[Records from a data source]
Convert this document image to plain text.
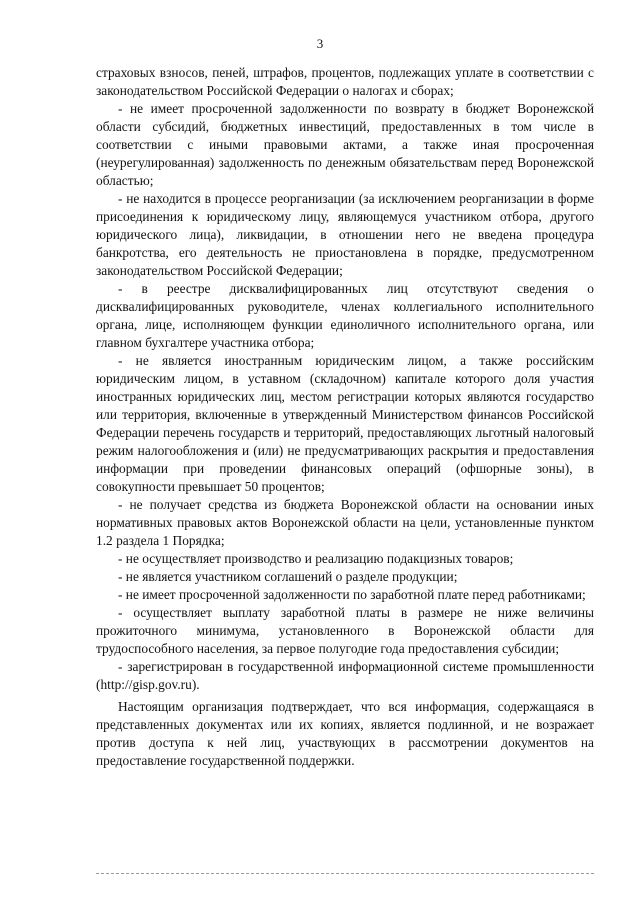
3

страховых взносов, пеней, штрафов, процентов, подлежащих уплате в соответствии с законодательством Российской Федерации о налогах и сборах;

- не имеет просроченной задолженности по возврату в бюджет Воронежской области субсидий, бюджетных инвестиций, предоставленных в том числе в соответствии с иными правовыми актами, а также иная просроченная (неурегулированная) задолженность по денежным обязательствам перед Воронежской областью;

- не находится в процессе реорганизации (за исключением реорганизации в форме присоединения к юридическому лицу, являющемуся участником отбора, другого юридического лица), ликвидации, в отношении него не введена процедура банкротства, его деятельность не приостановлена в порядке, предусмотренном законодательством Российской Федерации;

- в реестре дисквалифицированных лиц отсутствуют сведения о дисквалифицированных руководителе, членах коллегиального исполнительного органа, лице, исполняющем функции единоличного исполнительного органа, или главном бухгалтере участника отбора;

- не является иностранным юридическим лицом, а также российским юридическим лицом, в уставном (складочном) капитале которого доля участия иностранных юридических лиц, местом регистрации которых являются государство или территория, включенные в утвержденный Министерством финансов Российской Федерации перечень государств и территорий, предоставляющих льготный налоговый режим налогообложения и (или) не предусматривающих раскрытия и предоставления информации при проведении финансовых операций (офшорные зоны), в совокупности превышает 50 процентов;

- не получает средства из бюджета Воронежской области на основании иных нормативных правовых актов Воронежской области на цели, установленные пунктом 1.2 раздела 1 Порядка;

- не осуществляет производство и реализацию подакцизных товаров;

- не является участником соглашений о разделе продукции;

- не имеет просроченной задолженности по заработной плате перед работниками;

- осуществляет выплату заработной платы в размере не ниже величины прожиточного минимума, установленного в Воронежской области для трудоспособного населения, за первое полугодие года предоставления субсидии;

- зарегистрирован в государственной информационной системе промышленности (http://gisp.gov.ru).

Настоящим организация подтверждает, что вся информация, содержащаяся в представленных документах или их копиях, является подлинной, и не возражает против доступа к ней лиц, участвующих в рассмотрении документов на предоставление государственной поддержки.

# Set task:
Take the listing and print it again exactly, but without any pictures.

# Completed task:
Convert this document image to plain text.
3

страховых взносов, пеней, штрафов, процентов, подлежащих уплате в соответствии с законодательством Российской Федерации о налогах и сборах;

- не имеет просроченной задолженности по возврату в бюджет Воронежской области субсидий, бюджетных инвестиций, предоставленных в том числе в соответствии с иными правовыми актами, а также иная просроченная (неурегулированная) задолженность по денежным обязательствам перед Воронежской областью;

- не находится в процессе реорганизации (за исключением реорганизации в форме присоединения к юридическому лицу, являющемуся участником отбора, другого юридического лица), ликвидации, в отношении него не введена процедура банкротства, его деятельность не приостановлена в порядке, предусмотренном законодательством Российской Федерации;

- в реестре дисквалифицированных лиц отсутствуют сведения о дисквалифицированных руководителе, членах коллегиального исполнительного органа, лице, исполняющем функции единоличного исполнительного органа, или главном бухгалтере участника отбора;

- не является иностранным юридическим лицом, а также российским юридическим лицом, в уставном (складочном) капитале которого доля участия иностранных юридических лиц, местом регистрации которых являются государство или территория, включенные в утвержденный Министерством финансов Российской Федерации перечень государств и территорий, предоставляющих льготный налоговый режим налогообложения и (или) не предусматривающих раскрытия и предоставления информации при проведении финансовых операций (офшорные зоны), в совокупности превышает 50 процентов;

- не получает средства из бюджета Воронежской области на основании иных нормативных правовых актов Воронежской области на цели, установленные пунктом 1.2 раздела 1 Порядка;

- не осуществляет производство и реализацию подакцизных товаров;

- не является участником соглашений о разделе продукции;

- не имеет просроченной задолженности по заработной плате перед работниками;

- осуществляет выплату заработной платы в размере не ниже величины прожиточного минимума, установленного в Воронежской области для трудоспособного населения, за первое полугодие года предоставления субсидии;

- зарегистрирован в государственной информационной системе промышленности (http://gisp.gov.ru).

Настоящим организация подтверждает, что вся информация, содержащаяся в представленных документах или их копиях, является подлинной, и не возражает против доступа к ней лиц, участвующих в рассмотрении документов на предоставление государственной поддержки.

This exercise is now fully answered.